start SUPPLIED INFORMATION

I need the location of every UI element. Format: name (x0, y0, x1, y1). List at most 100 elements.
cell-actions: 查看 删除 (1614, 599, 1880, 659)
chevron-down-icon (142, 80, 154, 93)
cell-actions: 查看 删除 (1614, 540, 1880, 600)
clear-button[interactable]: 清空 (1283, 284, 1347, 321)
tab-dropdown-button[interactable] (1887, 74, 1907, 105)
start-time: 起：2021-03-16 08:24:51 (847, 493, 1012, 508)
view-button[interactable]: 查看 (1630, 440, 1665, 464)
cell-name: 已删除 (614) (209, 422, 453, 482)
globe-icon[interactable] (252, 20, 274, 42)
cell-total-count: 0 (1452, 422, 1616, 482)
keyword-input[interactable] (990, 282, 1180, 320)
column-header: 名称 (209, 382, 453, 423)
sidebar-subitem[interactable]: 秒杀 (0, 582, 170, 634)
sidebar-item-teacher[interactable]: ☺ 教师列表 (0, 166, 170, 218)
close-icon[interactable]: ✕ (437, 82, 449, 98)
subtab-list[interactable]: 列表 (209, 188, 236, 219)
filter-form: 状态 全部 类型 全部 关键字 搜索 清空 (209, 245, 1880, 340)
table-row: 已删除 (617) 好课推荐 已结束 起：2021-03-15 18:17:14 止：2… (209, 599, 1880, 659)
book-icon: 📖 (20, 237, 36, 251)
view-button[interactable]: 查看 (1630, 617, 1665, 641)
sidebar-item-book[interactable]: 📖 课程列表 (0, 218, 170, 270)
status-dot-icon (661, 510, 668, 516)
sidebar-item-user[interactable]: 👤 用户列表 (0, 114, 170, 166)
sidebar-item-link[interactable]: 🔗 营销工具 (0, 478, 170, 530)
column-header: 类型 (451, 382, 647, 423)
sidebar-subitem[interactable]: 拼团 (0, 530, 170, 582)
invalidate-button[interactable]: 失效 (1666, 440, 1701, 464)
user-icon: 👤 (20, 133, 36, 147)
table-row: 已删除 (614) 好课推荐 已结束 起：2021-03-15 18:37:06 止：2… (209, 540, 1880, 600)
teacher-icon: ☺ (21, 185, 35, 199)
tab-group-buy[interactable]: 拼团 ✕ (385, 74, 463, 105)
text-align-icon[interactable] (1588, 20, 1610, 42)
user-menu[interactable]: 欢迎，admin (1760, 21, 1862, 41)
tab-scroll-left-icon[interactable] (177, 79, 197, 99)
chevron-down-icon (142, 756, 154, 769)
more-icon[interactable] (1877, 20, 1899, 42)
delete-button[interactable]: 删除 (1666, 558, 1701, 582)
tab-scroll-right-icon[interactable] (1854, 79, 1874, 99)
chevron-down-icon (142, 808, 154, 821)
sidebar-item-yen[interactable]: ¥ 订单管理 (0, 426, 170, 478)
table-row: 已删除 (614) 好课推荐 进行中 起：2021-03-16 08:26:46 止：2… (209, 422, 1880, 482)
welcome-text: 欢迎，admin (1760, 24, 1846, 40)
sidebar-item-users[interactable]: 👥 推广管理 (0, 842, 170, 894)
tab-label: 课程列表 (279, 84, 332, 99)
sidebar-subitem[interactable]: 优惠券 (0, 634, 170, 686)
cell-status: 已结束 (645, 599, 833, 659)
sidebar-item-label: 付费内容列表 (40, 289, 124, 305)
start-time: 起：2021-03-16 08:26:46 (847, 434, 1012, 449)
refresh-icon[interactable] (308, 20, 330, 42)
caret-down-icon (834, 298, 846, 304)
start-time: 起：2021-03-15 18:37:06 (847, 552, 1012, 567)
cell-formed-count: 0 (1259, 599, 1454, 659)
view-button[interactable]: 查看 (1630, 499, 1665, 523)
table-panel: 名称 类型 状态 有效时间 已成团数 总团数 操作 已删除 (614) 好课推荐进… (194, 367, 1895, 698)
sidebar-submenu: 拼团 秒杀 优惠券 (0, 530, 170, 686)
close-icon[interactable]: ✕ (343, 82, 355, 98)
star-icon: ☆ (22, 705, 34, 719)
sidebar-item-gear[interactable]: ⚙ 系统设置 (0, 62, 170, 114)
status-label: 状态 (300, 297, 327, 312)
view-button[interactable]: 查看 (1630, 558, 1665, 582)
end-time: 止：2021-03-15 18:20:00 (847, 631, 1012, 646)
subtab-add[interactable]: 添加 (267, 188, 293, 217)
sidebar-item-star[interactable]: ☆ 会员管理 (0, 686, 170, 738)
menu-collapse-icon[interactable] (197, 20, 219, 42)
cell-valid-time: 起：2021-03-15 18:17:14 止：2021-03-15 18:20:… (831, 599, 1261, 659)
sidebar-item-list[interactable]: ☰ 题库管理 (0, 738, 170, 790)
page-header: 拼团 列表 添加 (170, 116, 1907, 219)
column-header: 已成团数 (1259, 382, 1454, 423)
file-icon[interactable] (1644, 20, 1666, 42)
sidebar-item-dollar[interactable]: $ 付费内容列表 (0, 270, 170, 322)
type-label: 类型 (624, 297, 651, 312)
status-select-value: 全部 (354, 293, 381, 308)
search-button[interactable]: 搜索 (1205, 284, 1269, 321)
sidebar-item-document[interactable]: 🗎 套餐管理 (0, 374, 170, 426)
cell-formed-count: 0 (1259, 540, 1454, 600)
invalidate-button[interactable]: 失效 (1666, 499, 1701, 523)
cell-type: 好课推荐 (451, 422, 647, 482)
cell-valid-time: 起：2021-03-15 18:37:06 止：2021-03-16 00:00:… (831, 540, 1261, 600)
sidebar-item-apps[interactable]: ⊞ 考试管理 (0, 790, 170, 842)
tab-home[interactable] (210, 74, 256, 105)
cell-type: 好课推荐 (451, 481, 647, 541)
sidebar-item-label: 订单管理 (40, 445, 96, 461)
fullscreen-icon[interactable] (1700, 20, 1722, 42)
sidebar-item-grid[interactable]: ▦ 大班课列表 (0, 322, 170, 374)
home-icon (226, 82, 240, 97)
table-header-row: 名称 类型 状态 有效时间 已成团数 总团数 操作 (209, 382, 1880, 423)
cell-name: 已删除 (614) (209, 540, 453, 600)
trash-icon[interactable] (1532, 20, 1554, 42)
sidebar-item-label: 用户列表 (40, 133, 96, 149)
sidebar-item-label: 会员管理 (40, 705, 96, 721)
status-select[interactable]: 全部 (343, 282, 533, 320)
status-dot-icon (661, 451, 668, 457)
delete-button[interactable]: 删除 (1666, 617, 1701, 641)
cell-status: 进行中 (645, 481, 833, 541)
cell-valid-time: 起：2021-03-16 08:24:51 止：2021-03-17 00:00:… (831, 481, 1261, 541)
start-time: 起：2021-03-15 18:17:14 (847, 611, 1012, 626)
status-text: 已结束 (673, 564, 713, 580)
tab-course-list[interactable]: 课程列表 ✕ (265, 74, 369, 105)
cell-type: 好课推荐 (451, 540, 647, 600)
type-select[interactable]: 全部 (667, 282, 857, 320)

end SUPPLIED INFORMATION

■ **TASK OBJECTIVE**: Copy every line of the material above word for word.

■ **SOLUTION FOR THIS PROBLEM**:
I need the location of every UI element. Format: name (x0, y0, x1, y1). List at most 100 elements.
cell-actions: 查看 删除 (1614, 599, 1880, 659)
chevron-down-icon (142, 80, 154, 93)
cell-actions: 查看 删除 (1614, 540, 1880, 600)
clear-button[interactable]: 清空 (1283, 284, 1347, 321)
tab-dropdown-button[interactable] (1887, 74, 1907, 105)
start-time: 起：2021-03-16 08:24:51 (847, 493, 1012, 508)
view-button[interactable]: 查看 (1630, 440, 1665, 464)
cell-name: 已删除 (614) (209, 422, 453, 482)
globe-icon[interactable] (252, 20, 274, 42)
cell-total-count: 0 (1452, 422, 1616, 482)
keyword-input[interactable] (990, 282, 1180, 320)
column-header: 名称 (209, 382, 453, 423)
sidebar-subitem[interactable]: 秒杀 (0, 582, 170, 634)
sidebar-item-teacher[interactable]: ☺ 教师列表 (0, 166, 170, 218)
close-icon[interactable]: ✕ (437, 82, 449, 98)
subtab-list[interactable]: 列表 (209, 188, 236, 219)
filter-form: 状态 全部 类型 全部 关键字 搜索 清空 (209, 245, 1880, 340)
table-row: 已删除 (617) 好课推荐 已结束 起：2021-03-15 18:17:14 止：2… (209, 599, 1880, 659)
book-icon: 📖 (20, 237, 36, 251)
view-button[interactable]: 查看 (1630, 617, 1665, 641)
sidebar-item-book[interactable]: 📖 课程列表 (0, 218, 170, 270)
status-dot-icon (661, 510, 668, 516)
sidebar-item-user[interactable]: 👤 用户列表 (0, 114, 170, 166)
sidebar-item-link[interactable]: 🔗 营销工具 (0, 478, 170, 530)
column-header: 类型 (451, 382, 647, 423)
sidebar-subitem[interactable]: 拼团 (0, 530, 170, 582)
invalidate-button[interactable]: 失效 (1666, 440, 1701, 464)
user-icon: 👤 (20, 133, 36, 147)
table-row: 已删除 (614) 好课推荐 已结束 起：2021-03-15 18:37:06 止：2… (209, 540, 1880, 600)
teacher-icon: ☺ (21, 185, 35, 199)
tab-group-buy[interactable]: 拼团 ✕ (385, 74, 463, 105)
text-align-icon[interactable] (1588, 20, 1610, 42)
user-menu[interactable]: 欢迎，admin (1760, 21, 1862, 41)
tab-scroll-left-icon[interactable] (177, 79, 197, 99)
chevron-down-icon (142, 756, 154, 769)
more-icon[interactable] (1877, 20, 1899, 42)
delete-button[interactable]: 删除 (1666, 558, 1701, 582)
tab-scroll-right-icon[interactable] (1854, 79, 1874, 99)
chevron-down-icon (142, 808, 154, 821)
sidebar-item-yen[interactable]: ¥ 订单管理 (0, 426, 170, 478)
table-row: 已删除 (614) 好课推荐 进行中 起：2021-03-16 08:26:46 止：2… (209, 422, 1880, 482)
welcome-text: 欢迎，admin (1760, 24, 1846, 40)
sidebar-item-users[interactable]: 👥 推广管理 (0, 842, 170, 894)
tab-label: 课程列表 (279, 84, 332, 99)
sidebar-subitem[interactable]: 优惠券 (0, 634, 170, 686)
cell-status: 已结束 (645, 599, 833, 659)
sidebar-item-label: 付费内容列表 (40, 289, 124, 305)
start-time: 起：2021-03-16 08:26:46 (847, 434, 1012, 449)
refresh-icon[interactable] (308, 20, 330, 42)
caret-down-icon (834, 298, 846, 304)
start-time: 起：2021-03-15 18:37:06 (847, 552, 1012, 567)
cell-formed-count: 0 (1259, 599, 1454, 659)
view-button[interactable]: 查看 (1630, 499, 1665, 523)
table-panel: 名称 类型 状态 有效时间 已成团数 总团数 操作 已删除 (614) 好课推荐进… (194, 367, 1895, 698)
sidebar-submenu: 拼团 秒杀 优惠券 (0, 530, 170, 686)
close-icon[interactable]: ✕ (343, 82, 355, 98)
star-icon: ☆ (22, 705, 34, 719)
sidebar-item-gear[interactable]: ⚙ 系统设置 (0, 62, 170, 114)
status-label: 状态 (300, 297, 327, 312)
view-button[interactable]: 查看 (1630, 558, 1665, 582)
end-time: 止：2021-03-15 18:20:00 (847, 631, 1012, 646)
subtab-add[interactable]: 添加 (267, 188, 293, 217)
sidebar-item-star[interactable]: ☆ 会员管理 (0, 686, 170, 738)
menu-collapse-icon[interactable] (197, 20, 219, 42)
cell-valid-time: 起：2021-03-15 18:17:14 止：2021-03-15 18:20:… (831, 599, 1261, 659)
sidebar-item-list[interactable]: ☰ 题库管理 (0, 738, 170, 790)
page-header: 拼团 列表 添加 (170, 116, 1907, 219)
column-header: 已成团数 (1259, 382, 1454, 423)
file-icon[interactable] (1644, 20, 1666, 42)
sidebar-item-dollar[interactable]: $ 付费内容列表 (0, 270, 170, 322)
type-label: 类型 (624, 297, 651, 312)
status-select-value: 全部 (354, 293, 381, 308)
search-button[interactable]: 搜索 (1205, 284, 1269, 321)
sidebar-item-document[interactable]: 🗎 套餐管理 (0, 374, 170, 426)
cell-formed-count: 0 (1259, 540, 1454, 600)
invalidate-button[interactable]: 失效 (1666, 499, 1701, 523)
cell-type: 好课推荐 (451, 422, 647, 482)
cell-valid-time: 起：2021-03-15 18:37:06 止：2021-03-16 00:00:… (831, 540, 1261, 600)
sidebar-item-apps[interactable]: ⊞ 考试管理 (0, 790, 170, 842)
tab-home[interactable] (210, 74, 256, 105)
cell-type: 好课推荐 (451, 481, 647, 541)
sidebar-item-label: 订单管理 (40, 445, 96, 461)
fullscreen-icon[interactable] (1700, 20, 1722, 42)
sidebar-item-grid[interactable]: ▦ 大班课列表 (0, 322, 170, 374)
home-icon (226, 82, 240, 97)
table-header-row: 名称 类型 状态 有效时间 已成团数 总团数 操作 (209, 382, 1880, 423)
cell-name: 已删除 (614) (209, 540, 453, 600)
trash-icon[interactable] (1532, 20, 1554, 42)
sidebar-item-label: 用户列表 (40, 133, 96, 149)
sidebar-item-label: 会员管理 (40, 705, 96, 721)
status-select[interactable]: 全部 (343, 282, 533, 320)
status-dot-icon (661, 451, 668, 457)
delete-button[interactable]: 删除 (1666, 617, 1701, 641)
cell-status: 进行中 (645, 481, 833, 541)
cell-valid-time: 起：2021-03-16 08:24:51 止：2021-03-17 00:00:… (831, 481, 1261, 541)
start-time: 起：2021-03-15 18:17:14 (847, 611, 1012, 626)
status-text: 已结束 (673, 564, 713, 580)
tab-course-list[interactable]: 课程列表 ✕ (265, 74, 369, 105)
cell-type: 好课推荐 (451, 540, 647, 600)
type-select[interactable]: 全部 (667, 282, 857, 320)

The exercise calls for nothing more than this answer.